[Stored records]
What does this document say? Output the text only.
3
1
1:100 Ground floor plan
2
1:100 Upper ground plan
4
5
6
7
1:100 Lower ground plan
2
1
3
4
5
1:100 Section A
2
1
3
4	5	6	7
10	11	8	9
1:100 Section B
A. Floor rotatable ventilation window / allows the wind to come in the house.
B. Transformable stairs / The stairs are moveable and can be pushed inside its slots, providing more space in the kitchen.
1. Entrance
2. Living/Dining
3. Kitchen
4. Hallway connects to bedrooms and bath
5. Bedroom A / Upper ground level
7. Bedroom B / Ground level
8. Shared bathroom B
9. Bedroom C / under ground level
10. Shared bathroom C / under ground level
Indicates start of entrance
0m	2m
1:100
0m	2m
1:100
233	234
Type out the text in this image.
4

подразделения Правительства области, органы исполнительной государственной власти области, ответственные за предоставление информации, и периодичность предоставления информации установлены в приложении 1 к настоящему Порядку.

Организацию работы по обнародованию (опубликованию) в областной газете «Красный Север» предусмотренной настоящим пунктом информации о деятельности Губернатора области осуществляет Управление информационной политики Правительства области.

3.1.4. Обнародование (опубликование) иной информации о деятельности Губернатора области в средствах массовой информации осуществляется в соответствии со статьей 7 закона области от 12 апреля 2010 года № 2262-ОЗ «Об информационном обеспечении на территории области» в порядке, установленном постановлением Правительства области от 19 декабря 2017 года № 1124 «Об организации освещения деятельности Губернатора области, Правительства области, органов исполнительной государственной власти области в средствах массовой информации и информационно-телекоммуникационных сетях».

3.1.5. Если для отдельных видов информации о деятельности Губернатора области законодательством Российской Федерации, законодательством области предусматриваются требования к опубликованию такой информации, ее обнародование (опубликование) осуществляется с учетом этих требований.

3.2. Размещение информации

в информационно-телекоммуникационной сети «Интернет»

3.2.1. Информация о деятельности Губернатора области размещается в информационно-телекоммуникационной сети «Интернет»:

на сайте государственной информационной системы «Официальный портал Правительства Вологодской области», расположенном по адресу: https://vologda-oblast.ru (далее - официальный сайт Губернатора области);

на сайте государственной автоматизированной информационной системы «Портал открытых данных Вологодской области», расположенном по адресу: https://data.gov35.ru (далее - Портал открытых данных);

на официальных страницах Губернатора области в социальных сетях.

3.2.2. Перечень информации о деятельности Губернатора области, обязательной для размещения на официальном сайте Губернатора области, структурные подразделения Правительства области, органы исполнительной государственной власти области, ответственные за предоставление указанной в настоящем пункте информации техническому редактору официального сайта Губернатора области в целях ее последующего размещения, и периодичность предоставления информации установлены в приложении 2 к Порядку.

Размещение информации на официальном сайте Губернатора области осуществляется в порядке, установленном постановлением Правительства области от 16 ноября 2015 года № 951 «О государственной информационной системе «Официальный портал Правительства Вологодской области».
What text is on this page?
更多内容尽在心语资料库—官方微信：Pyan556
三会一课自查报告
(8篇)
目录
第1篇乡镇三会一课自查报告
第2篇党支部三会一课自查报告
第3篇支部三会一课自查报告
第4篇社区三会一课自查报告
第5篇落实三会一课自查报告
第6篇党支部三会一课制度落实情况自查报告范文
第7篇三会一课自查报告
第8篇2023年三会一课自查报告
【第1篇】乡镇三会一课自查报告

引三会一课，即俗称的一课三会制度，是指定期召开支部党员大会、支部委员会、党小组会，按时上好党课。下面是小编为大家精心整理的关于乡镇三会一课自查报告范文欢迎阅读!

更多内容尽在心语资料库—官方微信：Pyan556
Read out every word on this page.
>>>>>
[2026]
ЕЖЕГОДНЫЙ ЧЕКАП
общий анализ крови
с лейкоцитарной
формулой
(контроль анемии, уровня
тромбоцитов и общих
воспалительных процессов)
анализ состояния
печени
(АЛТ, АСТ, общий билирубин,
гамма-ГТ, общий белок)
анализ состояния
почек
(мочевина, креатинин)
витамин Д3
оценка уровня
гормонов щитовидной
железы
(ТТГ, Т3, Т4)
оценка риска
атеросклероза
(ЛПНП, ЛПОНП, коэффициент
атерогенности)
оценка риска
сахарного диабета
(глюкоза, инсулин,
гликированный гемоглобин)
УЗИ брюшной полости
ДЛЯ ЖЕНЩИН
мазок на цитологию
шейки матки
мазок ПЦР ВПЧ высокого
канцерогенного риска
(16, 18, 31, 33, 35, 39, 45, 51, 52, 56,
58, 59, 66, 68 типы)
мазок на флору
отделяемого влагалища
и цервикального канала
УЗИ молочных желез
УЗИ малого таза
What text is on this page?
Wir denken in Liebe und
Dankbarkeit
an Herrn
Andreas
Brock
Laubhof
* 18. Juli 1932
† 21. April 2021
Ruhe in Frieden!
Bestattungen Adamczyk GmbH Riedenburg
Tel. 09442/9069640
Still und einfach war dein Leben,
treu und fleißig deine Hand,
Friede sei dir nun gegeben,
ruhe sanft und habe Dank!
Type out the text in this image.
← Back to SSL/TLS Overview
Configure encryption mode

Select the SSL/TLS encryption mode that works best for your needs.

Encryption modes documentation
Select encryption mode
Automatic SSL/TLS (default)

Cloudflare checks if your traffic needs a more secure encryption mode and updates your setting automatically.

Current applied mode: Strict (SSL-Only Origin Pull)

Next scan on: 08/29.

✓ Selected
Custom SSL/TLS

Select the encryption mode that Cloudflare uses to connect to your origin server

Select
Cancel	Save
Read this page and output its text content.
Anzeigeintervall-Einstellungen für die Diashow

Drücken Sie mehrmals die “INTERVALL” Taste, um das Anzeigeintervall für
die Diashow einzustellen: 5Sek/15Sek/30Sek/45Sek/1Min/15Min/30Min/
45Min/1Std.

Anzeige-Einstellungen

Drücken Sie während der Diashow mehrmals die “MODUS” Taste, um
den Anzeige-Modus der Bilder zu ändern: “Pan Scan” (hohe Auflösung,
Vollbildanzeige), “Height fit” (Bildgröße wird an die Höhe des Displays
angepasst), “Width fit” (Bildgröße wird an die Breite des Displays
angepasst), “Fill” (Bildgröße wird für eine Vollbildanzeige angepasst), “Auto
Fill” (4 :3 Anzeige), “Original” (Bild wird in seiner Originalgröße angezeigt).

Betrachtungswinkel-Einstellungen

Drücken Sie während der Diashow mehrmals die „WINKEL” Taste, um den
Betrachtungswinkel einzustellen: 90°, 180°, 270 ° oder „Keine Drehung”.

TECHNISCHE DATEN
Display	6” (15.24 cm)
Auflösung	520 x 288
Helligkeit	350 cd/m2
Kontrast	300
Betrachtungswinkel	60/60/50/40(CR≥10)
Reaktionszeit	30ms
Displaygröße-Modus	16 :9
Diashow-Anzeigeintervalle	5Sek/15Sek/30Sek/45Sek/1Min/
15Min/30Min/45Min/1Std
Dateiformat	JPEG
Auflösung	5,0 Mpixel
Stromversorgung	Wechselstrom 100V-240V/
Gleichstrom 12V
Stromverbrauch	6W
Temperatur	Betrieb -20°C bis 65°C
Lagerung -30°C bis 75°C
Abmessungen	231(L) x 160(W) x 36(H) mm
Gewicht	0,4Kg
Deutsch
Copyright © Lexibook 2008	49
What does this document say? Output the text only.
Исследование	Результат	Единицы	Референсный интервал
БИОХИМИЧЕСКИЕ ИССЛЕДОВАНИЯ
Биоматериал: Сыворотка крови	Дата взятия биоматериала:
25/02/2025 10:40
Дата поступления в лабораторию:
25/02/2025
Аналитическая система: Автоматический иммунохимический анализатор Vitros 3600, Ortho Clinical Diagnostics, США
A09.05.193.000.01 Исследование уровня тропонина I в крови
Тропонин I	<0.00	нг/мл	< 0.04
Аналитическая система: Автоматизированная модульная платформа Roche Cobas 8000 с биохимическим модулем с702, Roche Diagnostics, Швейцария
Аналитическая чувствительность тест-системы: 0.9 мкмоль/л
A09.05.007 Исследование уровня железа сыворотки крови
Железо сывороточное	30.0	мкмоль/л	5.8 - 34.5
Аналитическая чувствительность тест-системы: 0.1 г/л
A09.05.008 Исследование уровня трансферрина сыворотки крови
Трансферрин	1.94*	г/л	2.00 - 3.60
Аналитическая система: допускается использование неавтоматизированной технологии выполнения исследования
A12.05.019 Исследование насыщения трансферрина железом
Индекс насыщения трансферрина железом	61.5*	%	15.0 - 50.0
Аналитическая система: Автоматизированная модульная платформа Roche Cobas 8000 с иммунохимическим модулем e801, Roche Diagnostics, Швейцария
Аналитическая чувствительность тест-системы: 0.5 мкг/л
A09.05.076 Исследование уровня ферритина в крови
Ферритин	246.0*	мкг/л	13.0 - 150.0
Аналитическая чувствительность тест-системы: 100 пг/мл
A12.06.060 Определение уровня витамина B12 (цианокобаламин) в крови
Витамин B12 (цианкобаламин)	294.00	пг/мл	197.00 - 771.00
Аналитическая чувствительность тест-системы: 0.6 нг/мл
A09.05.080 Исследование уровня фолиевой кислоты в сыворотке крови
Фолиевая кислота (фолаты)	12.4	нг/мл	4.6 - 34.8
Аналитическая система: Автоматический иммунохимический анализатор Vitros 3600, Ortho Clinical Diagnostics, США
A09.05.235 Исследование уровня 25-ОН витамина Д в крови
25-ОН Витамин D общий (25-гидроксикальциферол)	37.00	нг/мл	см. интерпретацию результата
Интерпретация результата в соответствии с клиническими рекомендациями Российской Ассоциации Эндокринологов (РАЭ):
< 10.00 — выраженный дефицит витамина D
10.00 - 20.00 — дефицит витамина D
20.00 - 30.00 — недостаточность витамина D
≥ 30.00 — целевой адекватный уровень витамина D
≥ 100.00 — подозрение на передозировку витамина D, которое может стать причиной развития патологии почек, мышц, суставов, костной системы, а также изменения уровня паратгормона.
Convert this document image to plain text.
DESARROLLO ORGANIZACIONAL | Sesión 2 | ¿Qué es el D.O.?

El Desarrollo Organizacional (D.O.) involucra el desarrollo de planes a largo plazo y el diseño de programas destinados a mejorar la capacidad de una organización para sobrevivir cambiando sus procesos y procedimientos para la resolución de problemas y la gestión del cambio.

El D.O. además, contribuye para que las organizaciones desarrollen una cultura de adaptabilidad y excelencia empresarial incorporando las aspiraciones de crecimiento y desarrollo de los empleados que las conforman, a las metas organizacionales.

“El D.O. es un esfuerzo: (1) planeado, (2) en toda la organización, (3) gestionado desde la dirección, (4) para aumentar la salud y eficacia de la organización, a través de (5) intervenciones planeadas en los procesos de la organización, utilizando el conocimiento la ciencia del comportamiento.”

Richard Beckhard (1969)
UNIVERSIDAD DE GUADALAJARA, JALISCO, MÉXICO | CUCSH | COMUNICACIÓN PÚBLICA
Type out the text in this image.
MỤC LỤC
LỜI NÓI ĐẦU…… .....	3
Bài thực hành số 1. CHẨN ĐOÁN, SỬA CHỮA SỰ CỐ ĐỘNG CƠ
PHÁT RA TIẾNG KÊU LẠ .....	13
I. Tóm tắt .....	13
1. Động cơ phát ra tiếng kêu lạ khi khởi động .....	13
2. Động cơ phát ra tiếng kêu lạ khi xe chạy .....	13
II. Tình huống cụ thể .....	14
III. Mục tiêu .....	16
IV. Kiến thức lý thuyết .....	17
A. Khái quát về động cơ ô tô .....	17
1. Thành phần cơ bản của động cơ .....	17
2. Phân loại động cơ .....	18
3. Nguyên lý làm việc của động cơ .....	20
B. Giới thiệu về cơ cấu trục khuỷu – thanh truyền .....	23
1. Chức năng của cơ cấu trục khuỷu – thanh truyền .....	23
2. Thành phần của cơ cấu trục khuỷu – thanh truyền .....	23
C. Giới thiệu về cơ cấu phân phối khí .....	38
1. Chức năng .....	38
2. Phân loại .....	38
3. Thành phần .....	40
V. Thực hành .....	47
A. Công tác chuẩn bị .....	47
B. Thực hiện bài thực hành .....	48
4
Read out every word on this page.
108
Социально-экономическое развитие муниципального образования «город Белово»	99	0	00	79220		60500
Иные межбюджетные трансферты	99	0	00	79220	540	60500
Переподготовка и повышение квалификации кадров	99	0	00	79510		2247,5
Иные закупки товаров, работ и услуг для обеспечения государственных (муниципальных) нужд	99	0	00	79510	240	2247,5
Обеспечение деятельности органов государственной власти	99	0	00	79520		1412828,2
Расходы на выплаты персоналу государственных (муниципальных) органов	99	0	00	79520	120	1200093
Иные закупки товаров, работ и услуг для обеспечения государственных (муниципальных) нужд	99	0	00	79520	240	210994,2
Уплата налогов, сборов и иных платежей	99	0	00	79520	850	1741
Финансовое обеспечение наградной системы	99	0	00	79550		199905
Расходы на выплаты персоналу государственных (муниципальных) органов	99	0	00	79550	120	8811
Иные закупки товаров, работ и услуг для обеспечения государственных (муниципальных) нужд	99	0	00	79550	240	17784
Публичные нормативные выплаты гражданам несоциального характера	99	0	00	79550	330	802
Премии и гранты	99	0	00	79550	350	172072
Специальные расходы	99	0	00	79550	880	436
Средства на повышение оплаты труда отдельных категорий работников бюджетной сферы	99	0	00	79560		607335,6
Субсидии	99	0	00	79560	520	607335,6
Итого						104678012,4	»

Task description: For each line above that contains the word "einzustellen", copy that line.

Solution to this exercise:
die Diashow einzustellen: 5Sek/15Sek/30Sek/45Sek/1Min/15Min/30Min/
Betrachtungswinkel einzustellen: 90°, 180°, 270 ° oder „Keine Drehung”.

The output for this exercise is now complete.